* [Task description]: Word for word, restate every line of the material.

* [Dataset rows]:
* begin *

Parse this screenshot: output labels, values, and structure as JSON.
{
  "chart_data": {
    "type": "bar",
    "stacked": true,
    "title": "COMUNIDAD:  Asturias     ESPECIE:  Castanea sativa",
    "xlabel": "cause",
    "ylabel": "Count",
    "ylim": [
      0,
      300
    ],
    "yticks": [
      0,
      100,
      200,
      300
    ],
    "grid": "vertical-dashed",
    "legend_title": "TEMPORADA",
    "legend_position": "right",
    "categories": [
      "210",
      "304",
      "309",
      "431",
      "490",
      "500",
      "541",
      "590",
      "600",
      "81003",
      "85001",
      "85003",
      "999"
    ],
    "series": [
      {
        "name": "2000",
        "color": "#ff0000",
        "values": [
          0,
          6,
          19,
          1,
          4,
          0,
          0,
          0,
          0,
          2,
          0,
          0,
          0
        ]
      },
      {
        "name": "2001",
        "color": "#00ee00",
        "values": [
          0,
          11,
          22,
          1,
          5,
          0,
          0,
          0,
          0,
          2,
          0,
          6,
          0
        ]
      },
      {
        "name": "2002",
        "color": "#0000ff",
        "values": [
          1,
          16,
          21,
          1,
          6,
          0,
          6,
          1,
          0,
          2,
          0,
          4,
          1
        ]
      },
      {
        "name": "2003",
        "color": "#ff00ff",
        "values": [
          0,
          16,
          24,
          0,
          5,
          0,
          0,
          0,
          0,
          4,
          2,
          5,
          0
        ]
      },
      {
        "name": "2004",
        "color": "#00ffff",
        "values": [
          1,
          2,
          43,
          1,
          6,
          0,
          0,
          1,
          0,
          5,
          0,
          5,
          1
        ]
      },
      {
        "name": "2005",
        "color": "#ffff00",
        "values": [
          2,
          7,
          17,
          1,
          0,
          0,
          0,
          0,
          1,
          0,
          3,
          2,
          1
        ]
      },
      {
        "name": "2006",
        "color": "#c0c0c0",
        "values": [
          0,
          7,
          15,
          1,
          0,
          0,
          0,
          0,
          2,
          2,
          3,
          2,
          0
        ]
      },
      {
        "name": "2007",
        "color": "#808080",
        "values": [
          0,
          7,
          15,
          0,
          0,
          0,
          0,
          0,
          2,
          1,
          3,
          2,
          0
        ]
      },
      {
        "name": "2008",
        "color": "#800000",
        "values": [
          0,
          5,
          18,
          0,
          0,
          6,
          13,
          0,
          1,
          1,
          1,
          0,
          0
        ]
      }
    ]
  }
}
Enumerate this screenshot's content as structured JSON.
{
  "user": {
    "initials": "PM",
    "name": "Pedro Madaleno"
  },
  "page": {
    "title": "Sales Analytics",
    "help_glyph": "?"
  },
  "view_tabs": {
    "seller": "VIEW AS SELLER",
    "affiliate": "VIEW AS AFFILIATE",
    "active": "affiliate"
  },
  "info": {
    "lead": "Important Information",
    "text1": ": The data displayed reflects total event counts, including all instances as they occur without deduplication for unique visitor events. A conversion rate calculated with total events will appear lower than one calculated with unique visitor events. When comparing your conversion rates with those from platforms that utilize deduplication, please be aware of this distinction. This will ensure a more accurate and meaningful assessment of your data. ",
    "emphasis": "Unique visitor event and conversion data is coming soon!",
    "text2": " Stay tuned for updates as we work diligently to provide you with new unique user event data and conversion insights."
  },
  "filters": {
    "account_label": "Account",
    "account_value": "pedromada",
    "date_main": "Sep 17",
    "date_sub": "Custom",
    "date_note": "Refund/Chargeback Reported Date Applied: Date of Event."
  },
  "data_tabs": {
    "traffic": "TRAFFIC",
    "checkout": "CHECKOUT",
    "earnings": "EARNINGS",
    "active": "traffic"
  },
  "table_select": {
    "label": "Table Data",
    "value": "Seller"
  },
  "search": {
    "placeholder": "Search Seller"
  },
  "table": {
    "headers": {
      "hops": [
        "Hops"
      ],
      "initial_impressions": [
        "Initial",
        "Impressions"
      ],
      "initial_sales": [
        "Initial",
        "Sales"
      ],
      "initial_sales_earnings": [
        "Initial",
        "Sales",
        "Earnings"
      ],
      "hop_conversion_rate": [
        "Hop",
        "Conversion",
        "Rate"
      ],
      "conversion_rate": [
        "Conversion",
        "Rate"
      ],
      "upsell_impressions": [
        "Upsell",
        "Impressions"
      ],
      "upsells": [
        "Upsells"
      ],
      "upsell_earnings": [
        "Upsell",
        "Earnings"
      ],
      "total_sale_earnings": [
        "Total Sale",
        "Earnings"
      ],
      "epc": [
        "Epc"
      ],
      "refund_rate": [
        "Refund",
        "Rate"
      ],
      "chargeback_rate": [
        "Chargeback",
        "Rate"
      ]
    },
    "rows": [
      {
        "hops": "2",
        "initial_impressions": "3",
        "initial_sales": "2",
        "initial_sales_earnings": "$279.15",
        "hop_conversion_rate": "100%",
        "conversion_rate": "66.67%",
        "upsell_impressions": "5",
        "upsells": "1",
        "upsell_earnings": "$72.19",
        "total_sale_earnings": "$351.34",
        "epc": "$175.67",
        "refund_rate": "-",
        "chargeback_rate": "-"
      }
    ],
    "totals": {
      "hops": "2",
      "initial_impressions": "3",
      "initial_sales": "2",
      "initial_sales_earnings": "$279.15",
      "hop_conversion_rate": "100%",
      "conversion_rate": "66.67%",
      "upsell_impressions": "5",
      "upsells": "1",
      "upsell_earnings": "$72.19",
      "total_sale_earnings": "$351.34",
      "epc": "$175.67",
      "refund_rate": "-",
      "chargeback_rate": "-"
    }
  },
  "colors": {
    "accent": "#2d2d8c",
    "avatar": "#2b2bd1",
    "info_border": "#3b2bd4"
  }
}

* end *

* [Answer to the problem]:
Parse this screenshot: output labels, values, and structure as JSON.
{
  "chart_data": {
    "type": "bar",
    "stacked": true,
    "title": "COMUNIDAD:  Asturias     ESPECIE:  Castanea sativa",
    "xlabel": "cause",
    "ylabel": "Count",
    "ylim": [
      0,
      300
    ],
    "yticks": [
      0,
      100,
      200,
      300
    ],
    "grid": "vertical-dashed",
    "legend_title": "TEMPORADA",
    "legend_position": "right",
    "categories": [
      "210",
      "304",
      "309",
      "431",
      "490",
      "500",
      "541",
      "590",
      "600",
      "81003",
      "85001",
      "85003",
      "999"
    ],
    "series": [
      {
        "name": "2000",
        "color": "#ff0000",
        "values": [
          0,
          6,
          19,
          1,
          4,
          0,
          0,
          0,
          0,
          2,
          0,
          0,
          0
        ]
      },
      {
        "name": "2001",
        "color": "#00ee00",
        "values": [
          0,
          11,
          22,
          1,
          5,
          0,
          0,
          0,
          0,
          2,
          0,
          6,
          0
        ]
      },
      {
        "name": "2002",
        "color": "#0000ff",
        "values": [
          1,
          16,
          21,
          1,
          6,
          0,
          6,
          1,
          0,
          2,
          0,
          4,
          1
        ]
      },
      {
        "name": "2003",
        "color": "#ff00ff",
        "values": [
          0,
          16,
          24,
          0,
          5,
          0,
          0,
          0,
          0,
          4,
          2,
          5,
          0
        ]
      },
      {
        "name": "2004",
        "color": "#00ffff",
        "values": [
          1,
          2,
          43,
          1,
          6,
          0,
          0,
          1,
          0,
          5,
          0,
          5,
          1
        ]
      },
      {
        "name": "2005",
        "color": "#ffff00",
        "values": [
          2,
          7,
          17,
          1,
          0,
          0,
          0,
          0,
          1,
          0,
          3,
          2,
          1
        ]
      },
      {
        "name": "2006",
        "color": "#c0c0c0",
        "values": [
          0,
          7,
          15,
          1,
          0,
          0,
          0,
          0,
          2,
          2,
          3,
          2,
          0
        ]
      },
      {
        "name": "2007",
        "color": "#808080",
        "values": [
          0,
          7,
          15,
          0,
          0,
          0,
          0,
          0,
          2,
          1,
          3,
          2,
          0
        ]
      },
      {
        "name": "2008",
        "color": "#800000",
        "values": [
          0,
          5,
          18,
          0,
          0,
          6,
          13,
          0,
          1,
          1,
          1,
          0,
          0
        ]
      }
    ]
  }
}
Enumerate this screenshot's content as structured JSON.
{
  "user": {
    "initials": "PM",
    "name": "Pedro Madaleno"
  },
  "page": {
    "title": "Sales Analytics",
    "help_glyph": "?"
  },
  "view_tabs": {
    "seller": "VIEW AS SELLER",
    "affiliate": "VIEW AS AFFILIATE",
    "active": "affiliate"
  },
  "info": {
    "lead": "Important Information",
    "text1": ": The data displayed reflects total event counts, including all instances as they occur without deduplication for unique visitor events. A conversion rate calculated with total events will appear lower than one calculated with unique visitor events. When comparing your conversion rates with those from platforms that utilize deduplication, please be aware of this distinction. This will ensure a more accurate and meaningful assessment of your data. ",
    "emphasis": "Unique visitor event and conversion data is coming soon!",
    "text2": " Stay tuned for updates as we work diligently to provide you with new unique user event data and conversion insights."
  },
  "filters": {
    "account_label": "Account",
    "account_value": "pedromada",
    "date_main": "Sep 17",
    "date_sub": "Custom",
    "date_note": "Refund/Chargeback Reported Date Applied: Date of Event."
  },
  "data_tabs": {
    "traffic": "TRAFFIC",
    "checkout": "CHECKOUT",
    "earnings": "EARNINGS",
    "active": "traffic"
  },
  "table_select": {
    "label": "Table Data",
    "value": "Seller"
  },
  "search": {
    "placeholder": "Search Seller"
  },
  "table": {
    "headers": {
      "hops": [
        "Hops"
      ],
      "initial_impressions": [
        "Initial",
        "Impressions"
      ],
      "initial_sales": [
        "Initial",
        "Sales"
      ],
      "initial_sales_earnings": [
        "Initial",
        "Sales",
        "Earnings"
      ],
      "hop_conversion_rate": [
        "Hop",
        "Conversion",
        "Rate"
      ],
      "conversion_rate": [
        "Conversion",
        "Rate"
      ],
      "upsell_impressions": [
        "Upsell",
        "Impressions"
      ],
      "upsells": [
        "Upsells"
      ],
      "upsell_earnings": [
        "Upsell",
        "Earnings"
      ],
      "total_sale_earnings": [
        "Total Sale",
        "Earnings"
      ],
      "epc": [
        "Epc"
      ],
      "refund_rate": [
        "Refund",
        "Rate"
      ],
      "chargeback_rate": [
        "Chargeback",
        "Rate"
      ]
    },
    "rows": [
      {
        "hops": "2",
        "initial_impressions": "3",
        "initial_sales": "2",
        "initial_sales_earnings": "$279.15",
        "hop_conversion_rate": "100%",
        "conversion_rate": "66.67%",
        "upsell_impressions": "5",
        "upsells": "1",
        "upsell_earnings": "$72.19",
        "total_sale_earnings": "$351.34",
        "epc": "$175.67",
        "refund_rate": "-",
        "chargeback_rate": "-"
      }
    ],
    "totals": {
      "hops": "2",
      "initial_impressions": "3",
      "initial_sales": "2",
      "initial_sales_earnings": "$279.15",
      "hop_conversion_rate": "100%",
      "conversion_rate": "66.67%",
      "upsell_impressions": "5",
      "upsells": "1",
      "upsell_earnings": "$72.19",
      "total_sale_earnings": "$351.34",
      "epc": "$175.67",
      "refund_rate": "-",
      "chargeback_rate": "-"
    }
  },
  "colors": {
    "accent": "#2d2d8c",
    "avatar": "#2b2bd1",
    "info_border": "#3b2bd4"
  }
}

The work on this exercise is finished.